## Directive
Locate each line with the string "value" in the listing below and copy it.

>>>

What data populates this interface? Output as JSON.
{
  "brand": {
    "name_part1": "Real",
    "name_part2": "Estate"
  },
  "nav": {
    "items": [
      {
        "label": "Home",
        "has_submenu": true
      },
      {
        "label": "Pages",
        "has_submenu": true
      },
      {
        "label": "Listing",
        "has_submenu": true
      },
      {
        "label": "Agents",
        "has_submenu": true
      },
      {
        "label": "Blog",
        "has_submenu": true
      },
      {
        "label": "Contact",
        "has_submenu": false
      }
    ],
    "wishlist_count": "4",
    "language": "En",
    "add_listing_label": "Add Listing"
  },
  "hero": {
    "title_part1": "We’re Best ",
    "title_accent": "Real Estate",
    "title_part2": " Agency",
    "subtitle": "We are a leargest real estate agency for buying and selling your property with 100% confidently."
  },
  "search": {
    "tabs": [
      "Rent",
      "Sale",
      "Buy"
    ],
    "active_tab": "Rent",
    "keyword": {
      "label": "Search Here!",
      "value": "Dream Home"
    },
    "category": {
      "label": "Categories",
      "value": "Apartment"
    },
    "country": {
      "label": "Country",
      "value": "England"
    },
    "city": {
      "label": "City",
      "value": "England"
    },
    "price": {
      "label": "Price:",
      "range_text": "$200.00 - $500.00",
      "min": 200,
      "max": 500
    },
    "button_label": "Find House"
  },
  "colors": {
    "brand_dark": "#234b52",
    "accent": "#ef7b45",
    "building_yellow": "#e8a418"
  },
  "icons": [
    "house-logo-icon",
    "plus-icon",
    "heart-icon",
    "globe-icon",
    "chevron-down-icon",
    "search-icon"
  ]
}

<<<

## Correct response
      "value": "Dream Home"
      "value": "Apartment"
      "value": "England"
      "value": "England"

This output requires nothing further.